**PROBLEM**
Return every one of the entries below verbatim, with nothing added, dropped, or changed.

****************************************

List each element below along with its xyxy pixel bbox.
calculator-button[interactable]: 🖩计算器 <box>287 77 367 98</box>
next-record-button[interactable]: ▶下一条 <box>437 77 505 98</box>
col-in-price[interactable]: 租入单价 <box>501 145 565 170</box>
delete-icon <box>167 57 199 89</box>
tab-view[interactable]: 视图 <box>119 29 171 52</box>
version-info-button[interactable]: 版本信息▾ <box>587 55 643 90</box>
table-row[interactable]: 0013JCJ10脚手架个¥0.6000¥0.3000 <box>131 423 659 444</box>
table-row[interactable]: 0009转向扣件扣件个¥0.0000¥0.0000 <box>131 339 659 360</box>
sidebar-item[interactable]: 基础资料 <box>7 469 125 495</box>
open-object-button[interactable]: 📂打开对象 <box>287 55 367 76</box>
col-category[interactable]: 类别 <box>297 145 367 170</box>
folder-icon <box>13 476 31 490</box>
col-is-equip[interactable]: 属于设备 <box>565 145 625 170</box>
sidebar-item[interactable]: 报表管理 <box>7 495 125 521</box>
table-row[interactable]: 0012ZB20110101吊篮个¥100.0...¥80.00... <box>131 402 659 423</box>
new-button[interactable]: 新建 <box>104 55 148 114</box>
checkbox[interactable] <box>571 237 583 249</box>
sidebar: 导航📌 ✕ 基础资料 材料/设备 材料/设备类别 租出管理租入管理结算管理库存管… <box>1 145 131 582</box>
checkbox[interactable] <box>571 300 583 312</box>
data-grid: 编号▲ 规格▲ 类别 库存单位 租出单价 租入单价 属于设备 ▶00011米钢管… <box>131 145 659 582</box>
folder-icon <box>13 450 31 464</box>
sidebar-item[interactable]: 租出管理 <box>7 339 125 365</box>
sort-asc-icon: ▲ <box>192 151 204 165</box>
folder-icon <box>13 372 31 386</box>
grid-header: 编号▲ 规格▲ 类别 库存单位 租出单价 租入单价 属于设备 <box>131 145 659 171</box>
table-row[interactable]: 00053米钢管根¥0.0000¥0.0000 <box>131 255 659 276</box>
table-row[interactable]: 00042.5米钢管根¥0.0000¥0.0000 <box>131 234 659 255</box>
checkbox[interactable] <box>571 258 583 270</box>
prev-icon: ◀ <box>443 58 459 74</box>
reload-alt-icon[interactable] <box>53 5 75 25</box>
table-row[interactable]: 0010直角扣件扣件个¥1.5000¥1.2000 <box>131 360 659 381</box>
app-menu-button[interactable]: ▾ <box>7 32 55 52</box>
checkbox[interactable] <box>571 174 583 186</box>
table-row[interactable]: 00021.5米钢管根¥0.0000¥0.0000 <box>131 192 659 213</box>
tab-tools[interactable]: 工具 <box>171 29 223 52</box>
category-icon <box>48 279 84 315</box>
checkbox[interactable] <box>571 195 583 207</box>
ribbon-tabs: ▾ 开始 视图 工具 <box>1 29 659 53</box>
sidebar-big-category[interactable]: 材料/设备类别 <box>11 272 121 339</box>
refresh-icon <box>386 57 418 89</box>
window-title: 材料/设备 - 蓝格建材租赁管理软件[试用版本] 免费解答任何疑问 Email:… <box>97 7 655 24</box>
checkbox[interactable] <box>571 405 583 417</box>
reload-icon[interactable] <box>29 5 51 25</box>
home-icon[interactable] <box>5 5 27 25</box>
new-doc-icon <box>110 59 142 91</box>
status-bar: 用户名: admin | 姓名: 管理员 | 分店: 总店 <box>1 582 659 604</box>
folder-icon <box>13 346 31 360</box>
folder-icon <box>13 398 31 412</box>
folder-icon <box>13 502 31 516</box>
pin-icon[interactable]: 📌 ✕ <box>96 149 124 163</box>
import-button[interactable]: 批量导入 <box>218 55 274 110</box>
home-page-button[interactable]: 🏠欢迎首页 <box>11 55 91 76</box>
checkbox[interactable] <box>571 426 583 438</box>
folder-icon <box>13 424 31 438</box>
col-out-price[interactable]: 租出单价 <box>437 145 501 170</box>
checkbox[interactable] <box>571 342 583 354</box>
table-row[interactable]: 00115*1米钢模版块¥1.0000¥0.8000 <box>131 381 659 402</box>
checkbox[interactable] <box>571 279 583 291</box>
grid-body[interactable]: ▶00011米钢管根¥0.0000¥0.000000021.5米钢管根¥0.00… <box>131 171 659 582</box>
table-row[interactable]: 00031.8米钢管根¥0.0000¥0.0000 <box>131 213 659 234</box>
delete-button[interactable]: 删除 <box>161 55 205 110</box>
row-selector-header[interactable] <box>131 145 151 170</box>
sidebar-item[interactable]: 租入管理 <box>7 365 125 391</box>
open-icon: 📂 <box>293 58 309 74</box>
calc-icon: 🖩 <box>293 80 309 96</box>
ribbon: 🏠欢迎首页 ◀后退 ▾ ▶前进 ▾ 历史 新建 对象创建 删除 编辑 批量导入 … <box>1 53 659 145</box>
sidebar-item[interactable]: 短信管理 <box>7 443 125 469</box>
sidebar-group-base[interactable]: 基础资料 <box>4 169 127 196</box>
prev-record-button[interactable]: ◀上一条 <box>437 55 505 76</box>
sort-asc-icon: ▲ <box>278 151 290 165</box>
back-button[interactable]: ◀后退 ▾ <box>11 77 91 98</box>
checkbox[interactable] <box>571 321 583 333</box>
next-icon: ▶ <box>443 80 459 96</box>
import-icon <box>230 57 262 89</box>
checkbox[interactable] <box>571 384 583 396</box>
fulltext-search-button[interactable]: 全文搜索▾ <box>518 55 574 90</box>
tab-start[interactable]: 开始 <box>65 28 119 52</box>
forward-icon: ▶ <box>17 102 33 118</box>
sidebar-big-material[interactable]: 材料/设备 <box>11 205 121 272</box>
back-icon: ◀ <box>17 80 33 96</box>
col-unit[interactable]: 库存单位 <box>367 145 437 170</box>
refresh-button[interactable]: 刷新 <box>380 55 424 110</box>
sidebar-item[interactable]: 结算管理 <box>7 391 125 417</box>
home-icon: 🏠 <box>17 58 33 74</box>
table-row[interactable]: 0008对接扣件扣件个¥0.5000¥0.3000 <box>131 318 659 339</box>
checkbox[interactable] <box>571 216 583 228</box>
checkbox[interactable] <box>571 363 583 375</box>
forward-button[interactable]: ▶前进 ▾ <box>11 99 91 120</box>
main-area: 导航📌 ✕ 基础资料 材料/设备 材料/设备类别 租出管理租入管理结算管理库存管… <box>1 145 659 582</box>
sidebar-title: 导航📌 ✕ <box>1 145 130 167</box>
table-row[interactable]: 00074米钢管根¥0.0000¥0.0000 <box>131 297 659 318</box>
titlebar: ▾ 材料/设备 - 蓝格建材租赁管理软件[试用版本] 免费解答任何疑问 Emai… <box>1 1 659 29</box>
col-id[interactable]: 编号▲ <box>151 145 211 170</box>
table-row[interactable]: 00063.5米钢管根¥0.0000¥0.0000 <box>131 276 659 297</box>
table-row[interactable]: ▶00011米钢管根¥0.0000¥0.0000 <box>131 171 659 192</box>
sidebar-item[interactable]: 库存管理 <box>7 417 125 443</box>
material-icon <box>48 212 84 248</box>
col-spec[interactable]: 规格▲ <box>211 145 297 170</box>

****************************************

**RESULT FOR THIS TASK**
List each element below along with its xyxy pixel bbox.
calculator-button[interactable]: 🖩计算器 <box>287 77 367 98</box>
next-record-button[interactable]: ▶下一条 <box>437 77 505 98</box>
col-in-price[interactable]: 租入单价 <box>501 145 565 170</box>
delete-icon <box>167 57 199 89</box>
tab-view[interactable]: 视图 <box>119 29 171 52</box>
version-info-button[interactable]: 版本信息▾ <box>587 55 643 90</box>
table-row[interactable]: 0013JCJ10脚手架个¥0.6000¥0.3000 <box>131 423 659 444</box>
table-row[interactable]: 0009转向扣件扣件个¥0.0000¥0.0000 <box>131 339 659 360</box>
sidebar-item[interactable]: 基础资料 <box>7 469 125 495</box>
open-object-button[interactable]: 📂打开对象 <box>287 55 367 76</box>
col-category[interactable]: 类别 <box>297 145 367 170</box>
folder-icon <box>13 476 31 490</box>
col-is-equip[interactable]: 属于设备 <box>565 145 625 170</box>
sidebar-item[interactable]: 报表管理 <box>7 495 125 521</box>
table-row[interactable]: 0012ZB20110101吊篮个¥100.0...¥80.00... <box>131 402 659 423</box>
new-button[interactable]: 新建 <box>104 55 148 114</box>
checkbox[interactable] <box>571 237 583 249</box>
sidebar: 导航📌 ✕ 基础资料 材料/设备 材料/设备类别 租出管理租入管理结算管理库存管… <box>1 145 131 582</box>
checkbox[interactable] <box>571 300 583 312</box>
data-grid: 编号▲ 规格▲ 类别 库存单位 租出单价 租入单价 属于设备 ▶00011米钢管… <box>131 145 659 582</box>
folder-icon <box>13 450 31 464</box>
sidebar-item[interactable]: 租出管理 <box>7 339 125 365</box>
sort-asc-icon: ▲ <box>192 151 204 165</box>
folder-icon <box>13 372 31 386</box>
grid-header: 编号▲ 规格▲ 类别 库存单位 租出单价 租入单价 属于设备 <box>131 145 659 171</box>
table-row[interactable]: 00053米钢管根¥0.0000¥0.0000 <box>131 255 659 276</box>
table-row[interactable]: 00042.5米钢管根¥0.0000¥0.0000 <box>131 234 659 255</box>
checkbox[interactable] <box>571 258 583 270</box>
prev-icon: ◀ <box>443 58 459 74</box>
reload-alt-icon[interactable] <box>53 5 75 25</box>
table-row[interactable]: 0010直角扣件扣件个¥1.5000¥1.2000 <box>131 360 659 381</box>
app-menu-button[interactable]: ▾ <box>7 32 55 52</box>
checkbox[interactable] <box>571 174 583 186</box>
table-row[interactable]: 00021.5米钢管根¥0.0000¥0.0000 <box>131 192 659 213</box>
tab-tools[interactable]: 工具 <box>171 29 223 52</box>
category-icon <box>48 279 84 315</box>
checkbox[interactable] <box>571 195 583 207</box>
ribbon-tabs: ▾ 开始 视图 工具 <box>1 29 659 53</box>
sidebar-big-category[interactable]: 材料/设备类别 <box>11 272 121 339</box>
refresh-icon <box>386 57 418 89</box>
window-title: 材料/设备 - 蓝格建材租赁管理软件[试用版本] 免费解答任何疑问 Email:… <box>97 7 655 24</box>
checkbox[interactable] <box>571 405 583 417</box>
reload-icon[interactable] <box>29 5 51 25</box>
home-icon[interactable] <box>5 5 27 25</box>
new-doc-icon <box>110 59 142 91</box>
status-bar: 用户名: admin | 姓名: 管理员 | 分店: 总店 <box>1 582 659 604</box>
folder-icon <box>13 346 31 360</box>
folder-icon <box>13 398 31 412</box>
folder-icon <box>13 502 31 516</box>
pin-icon[interactable]: 📌 ✕ <box>96 149 124 163</box>
import-button[interactable]: 批量导入 <box>218 55 274 110</box>
home-page-button[interactable]: 🏠欢迎首页 <box>11 55 91 76</box>
checkbox[interactable] <box>571 426 583 438</box>
folder-icon <box>13 424 31 438</box>
col-out-price[interactable]: 租出单价 <box>437 145 501 170</box>
checkbox[interactable] <box>571 342 583 354</box>
table-row[interactable]: 00115*1米钢模版块¥1.0000¥0.8000 <box>131 381 659 402</box>
checkbox[interactable] <box>571 279 583 291</box>
grid-body[interactable]: ▶00011米钢管根¥0.0000¥0.000000021.5米钢管根¥0.00… <box>131 171 659 582</box>
table-row[interactable]: 00031.8米钢管根¥0.0000¥0.0000 <box>131 213 659 234</box>
delete-button[interactable]: 删除 <box>161 55 205 110</box>
row-selector-header[interactable] <box>131 145 151 170</box>
sidebar-item[interactable]: 租入管理 <box>7 365 125 391</box>
open-icon: 📂 <box>293 58 309 74</box>
calc-icon: 🖩 <box>293 80 309 96</box>
ribbon: 🏠欢迎首页 ◀后退 ▾ ▶前进 ▾ 历史 新建 对象创建 删除 编辑 批量导入 … <box>1 53 659 145</box>
sidebar-item[interactable]: 短信管理 <box>7 443 125 469</box>
sidebar-group-base[interactable]: 基础资料 <box>4 169 127 196</box>
prev-record-button[interactable]: ◀上一条 <box>437 55 505 76</box>
sort-asc-icon: ▲ <box>278 151 290 165</box>
back-button[interactable]: ◀后退 ▾ <box>11 77 91 98</box>
checkbox[interactable] <box>571 321 583 333</box>
next-icon: ▶ <box>443 80 459 96</box>
import-icon <box>230 57 262 89</box>
checkbox[interactable] <box>571 384 583 396</box>
fulltext-search-button[interactable]: 全文搜索▾ <box>518 55 574 90</box>
tab-start[interactable]: 开始 <box>65 28 119 52</box>
forward-icon: ▶ <box>17 102 33 118</box>
sidebar-big-material[interactable]: 材料/设备 <box>11 205 121 272</box>
back-icon: ◀ <box>17 80 33 96</box>
col-unit[interactable]: 库存单位 <box>367 145 437 170</box>
refresh-button[interactable]: 刷新 <box>380 55 424 110</box>
sidebar-item[interactable]: 结算管理 <box>7 391 125 417</box>
home-icon: 🏠 <box>17 58 33 74</box>
table-row[interactable]: 0008对接扣件扣件个¥0.5000¥0.3000 <box>131 318 659 339</box>
checkbox[interactable] <box>571 216 583 228</box>
checkbox[interactable] <box>571 363 583 375</box>
forward-button[interactable]: ▶前进 ▾ <box>11 99 91 120</box>
main-area: 导航📌 ✕ 基础资料 材料/设备 材料/设备类别 租出管理租入管理结算管理库存管… <box>1 145 659 582</box>
sidebar-title: 导航📌 ✕ <box>1 145 130 167</box>
table-row[interactable]: 00074米钢管根¥0.0000¥0.0000 <box>131 297 659 318</box>
titlebar: ▾ 材料/设备 - 蓝格建材租赁管理软件[试用版本] 免费解答任何疑问 Emai… <box>1 1 659 29</box>
col-id[interactable]: 编号▲ <box>151 145 211 170</box>
table-row[interactable]: 00063.5米钢管根¥0.0000¥0.0000 <box>131 276 659 297</box>
table-row[interactable]: ▶00011米钢管根¥0.0000¥0.0000 <box>131 171 659 192</box>
sidebar-item[interactable]: 库存管理 <box>7 417 125 443</box>
material-icon <box>48 212 84 248</box>
col-spec[interactable]: 规格▲ <box>211 145 297 170</box>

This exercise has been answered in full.